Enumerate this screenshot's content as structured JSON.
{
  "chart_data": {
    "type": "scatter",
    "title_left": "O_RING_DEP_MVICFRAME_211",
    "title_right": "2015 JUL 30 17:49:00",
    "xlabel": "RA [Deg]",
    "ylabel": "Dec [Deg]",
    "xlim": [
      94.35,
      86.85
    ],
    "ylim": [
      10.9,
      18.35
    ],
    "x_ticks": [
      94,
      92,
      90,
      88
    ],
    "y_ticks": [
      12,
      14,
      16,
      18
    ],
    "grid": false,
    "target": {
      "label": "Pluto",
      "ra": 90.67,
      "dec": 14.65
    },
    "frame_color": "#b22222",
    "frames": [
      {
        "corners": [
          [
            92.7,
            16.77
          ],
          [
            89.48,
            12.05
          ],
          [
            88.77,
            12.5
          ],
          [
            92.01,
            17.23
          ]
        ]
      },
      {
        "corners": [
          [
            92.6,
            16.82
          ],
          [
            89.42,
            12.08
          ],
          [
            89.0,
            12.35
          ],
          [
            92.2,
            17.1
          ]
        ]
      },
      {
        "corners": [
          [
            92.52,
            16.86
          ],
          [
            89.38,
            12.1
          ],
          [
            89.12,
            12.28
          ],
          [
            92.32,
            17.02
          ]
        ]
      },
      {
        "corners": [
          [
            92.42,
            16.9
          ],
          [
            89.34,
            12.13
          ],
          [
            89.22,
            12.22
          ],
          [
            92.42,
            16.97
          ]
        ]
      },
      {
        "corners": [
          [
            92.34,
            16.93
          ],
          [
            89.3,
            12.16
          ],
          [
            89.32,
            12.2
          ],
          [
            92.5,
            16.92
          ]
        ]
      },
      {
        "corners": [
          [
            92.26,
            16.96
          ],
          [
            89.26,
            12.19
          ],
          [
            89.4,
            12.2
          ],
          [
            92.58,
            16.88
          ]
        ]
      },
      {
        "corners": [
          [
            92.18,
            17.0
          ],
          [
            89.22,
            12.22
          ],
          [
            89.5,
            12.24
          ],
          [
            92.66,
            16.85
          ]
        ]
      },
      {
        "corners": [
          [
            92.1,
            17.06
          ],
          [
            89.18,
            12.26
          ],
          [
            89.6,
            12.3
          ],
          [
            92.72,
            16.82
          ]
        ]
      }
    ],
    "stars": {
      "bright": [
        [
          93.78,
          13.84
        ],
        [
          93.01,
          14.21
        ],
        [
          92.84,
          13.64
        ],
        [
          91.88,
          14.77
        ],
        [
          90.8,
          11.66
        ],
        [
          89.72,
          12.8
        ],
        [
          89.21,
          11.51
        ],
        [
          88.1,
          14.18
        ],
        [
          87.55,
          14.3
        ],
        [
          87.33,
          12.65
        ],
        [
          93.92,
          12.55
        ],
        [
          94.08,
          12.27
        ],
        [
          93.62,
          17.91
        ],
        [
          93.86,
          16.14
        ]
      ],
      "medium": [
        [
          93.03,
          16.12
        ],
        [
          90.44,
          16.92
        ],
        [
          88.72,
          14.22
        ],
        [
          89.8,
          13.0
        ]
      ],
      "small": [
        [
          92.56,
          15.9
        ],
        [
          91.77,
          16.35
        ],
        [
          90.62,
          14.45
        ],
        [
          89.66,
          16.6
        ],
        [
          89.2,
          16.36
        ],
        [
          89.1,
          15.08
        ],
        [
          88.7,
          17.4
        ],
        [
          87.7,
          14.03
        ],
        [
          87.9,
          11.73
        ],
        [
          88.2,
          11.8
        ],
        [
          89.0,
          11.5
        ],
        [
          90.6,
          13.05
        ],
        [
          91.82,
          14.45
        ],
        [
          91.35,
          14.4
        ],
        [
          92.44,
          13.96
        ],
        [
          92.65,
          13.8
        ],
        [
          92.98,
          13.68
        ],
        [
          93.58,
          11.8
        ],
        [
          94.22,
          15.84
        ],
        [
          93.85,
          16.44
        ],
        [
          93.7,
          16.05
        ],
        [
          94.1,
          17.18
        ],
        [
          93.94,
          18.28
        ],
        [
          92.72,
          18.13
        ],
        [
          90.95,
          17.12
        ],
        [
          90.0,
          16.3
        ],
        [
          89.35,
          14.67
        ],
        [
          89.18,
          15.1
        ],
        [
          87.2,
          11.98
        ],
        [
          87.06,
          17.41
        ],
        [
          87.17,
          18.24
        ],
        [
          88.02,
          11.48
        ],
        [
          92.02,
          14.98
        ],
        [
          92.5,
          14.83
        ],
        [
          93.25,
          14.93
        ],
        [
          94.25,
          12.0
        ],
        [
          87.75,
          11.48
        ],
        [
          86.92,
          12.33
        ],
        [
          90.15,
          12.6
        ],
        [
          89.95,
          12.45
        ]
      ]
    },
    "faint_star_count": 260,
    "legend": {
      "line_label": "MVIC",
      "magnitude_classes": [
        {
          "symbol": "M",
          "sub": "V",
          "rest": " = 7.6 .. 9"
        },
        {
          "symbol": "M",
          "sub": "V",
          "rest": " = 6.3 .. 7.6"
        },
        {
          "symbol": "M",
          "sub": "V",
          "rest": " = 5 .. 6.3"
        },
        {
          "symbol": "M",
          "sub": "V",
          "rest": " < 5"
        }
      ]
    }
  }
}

» **AIM**:
Quote each line of the data above exactly as written.

» **SOLUTION FOR THIS EXERCISE**:
Enumerate this screenshot's content as structured JSON.
{
  "chart_data": {
    "type": "scatter",
    "title_left": "O_RING_DEP_MVICFRAME_211",
    "title_right": "2015 JUL 30 17:49:00",
    "xlabel": "RA [Deg]",
    "ylabel": "Dec [Deg]",
    "xlim": [
      94.35,
      86.85
    ],
    "ylim": [
      10.9,
      18.35
    ],
    "x_ticks": [
      94,
      92,
      90,
      88
    ],
    "y_ticks": [
      12,
      14,
      16,
      18
    ],
    "grid": false,
    "target": {
      "label": "Pluto",
      "ra": 90.67,
      "dec": 14.65
    },
    "frame_color": "#b22222",
    "frames": [
      {
        "corners": [
          [
            92.7,
            16.77
          ],
          [
            89.48,
            12.05
          ],
          [
            88.77,
            12.5
          ],
          [
            92.01,
            17.23
          ]
        ]
      },
      {
        "corners": [
          [
            92.6,
            16.82
          ],
          [
            89.42,
            12.08
          ],
          [
            89.0,
            12.35
          ],
          [
            92.2,
            17.1
          ]
        ]
      },
      {
        "corners": [
          [
            92.52,
            16.86
          ],
          [
            89.38,
            12.1
          ],
          [
            89.12,
            12.28
          ],
          [
            92.32,
            17.02
          ]
        ]
      },
      {
        "corners": [
          [
            92.42,
            16.9
          ],
          [
            89.34,
            12.13
          ],
          [
            89.22,
            12.22
          ],
          [
            92.42,
            16.97
          ]
        ]
      },
      {
        "corners": [
          [
            92.34,
            16.93
          ],
          [
            89.3,
            12.16
          ],
          [
            89.32,
            12.2
          ],
          [
            92.5,
            16.92
          ]
        ]
      },
      {
        "corners": [
          [
            92.26,
            16.96
          ],
          [
            89.26,
            12.19
          ],
          [
            89.4,
            12.2
          ],
          [
            92.58,
            16.88
          ]
        ]
      },
      {
        "corners": [
          [
            92.18,
            17.0
          ],
          [
            89.22,
            12.22
          ],
          [
            89.5,
            12.24
          ],
          [
            92.66,
            16.85
          ]
        ]
      },
      {
        "corners": [
          [
            92.1,
            17.06
          ],
          [
            89.18,
            12.26
          ],
          [
            89.6,
            12.3
          ],
          [
            92.72,
            16.82
          ]
        ]
      }
    ],
    "stars": {
      "bright": [
        [
          93.78,
          13.84
        ],
        [
          93.01,
          14.21
        ],
        [
          92.84,
          13.64
        ],
        [
          91.88,
          14.77
        ],
        [
          90.8,
          11.66
        ],
        [
          89.72,
          12.8
        ],
        [
          89.21,
          11.51
        ],
        [
          88.1,
          14.18
        ],
        [
          87.55,
          14.3
        ],
        [
          87.33,
          12.65
        ],
        [
          93.92,
          12.55
        ],
        [
          94.08,
          12.27
        ],
        [
          93.62,
          17.91
        ],
        [
          93.86,
          16.14
        ]
      ],
      "medium": [
        [
          93.03,
          16.12
        ],
        [
          90.44,
          16.92
        ],
        [
          88.72,
          14.22
        ],
        [
          89.8,
          13.0
        ]
      ],
      "small": [
        [
          92.56,
          15.9
        ],
        [
          91.77,
          16.35
        ],
        [
          90.62,
          14.45
        ],
        [
          89.66,
          16.6
        ],
        [
          89.2,
          16.36
        ],
        [
          89.1,
          15.08
        ],
        [
          88.7,
          17.4
        ],
        [
          87.7,
          14.03
        ],
        [
          87.9,
          11.73
        ],
        [
          88.2,
          11.8
        ],
        [
          89.0,
          11.5
        ],
        [
          90.6,
          13.05
        ],
        [
          91.82,
          14.45
        ],
        [
          91.35,
          14.4
        ],
        [
          92.44,
          13.96
        ],
        [
          92.65,
          13.8
        ],
        [
          92.98,
          13.68
        ],
        [
          93.58,
          11.8
        ],
        [
          94.22,
          15.84
        ],
        [
          93.85,
          16.44
        ],
        [
          93.7,
          16.05
        ],
        [
          94.1,
          17.18
        ],
        [
          93.94,
          18.28
        ],
        [
          92.72,
          18.13
        ],
        [
          90.95,
          17.12
        ],
        [
          90.0,
          16.3
        ],
        [
          89.35,
          14.67
        ],
        [
          89.18,
          15.1
        ],
        [
          87.2,
          11.98
        ],
        [
          87.06,
          17.41
        ],
        [
          87.17,
          18.24
        ],
        [
          88.02,
          11.48
        ],
        [
          92.02,
          14.98
        ],
        [
          92.5,
          14.83
        ],
        [
          93.25,
          14.93
        ],
        [
          94.25,
          12.0
        ],
        [
          87.75,
          11.48
        ],
        [
          86.92,
          12.33
        ],
        [
          90.15,
          12.6
        ],
        [
          89.95,
          12.45
        ]
      ]
    },
    "faint_star_count": 260,
    "legend": {
      "line_label": "MVIC",
      "magnitude_classes": [
        {
          "symbol": "M",
          "sub": "V",
          "rest": " = 7.6 .. 9"
        },
        {
          "symbol": "M",
          "sub": "V",
          "rest": " = 6.3 .. 7.6"
        },
        {
          "symbol": "M",
          "sub": "V",
          "rest": " = 5 .. 6.3"
        },
        {
          "symbol": "M",
          "sub": "V",
          "rest": " < 5"
        }
      ]
    }
  }
}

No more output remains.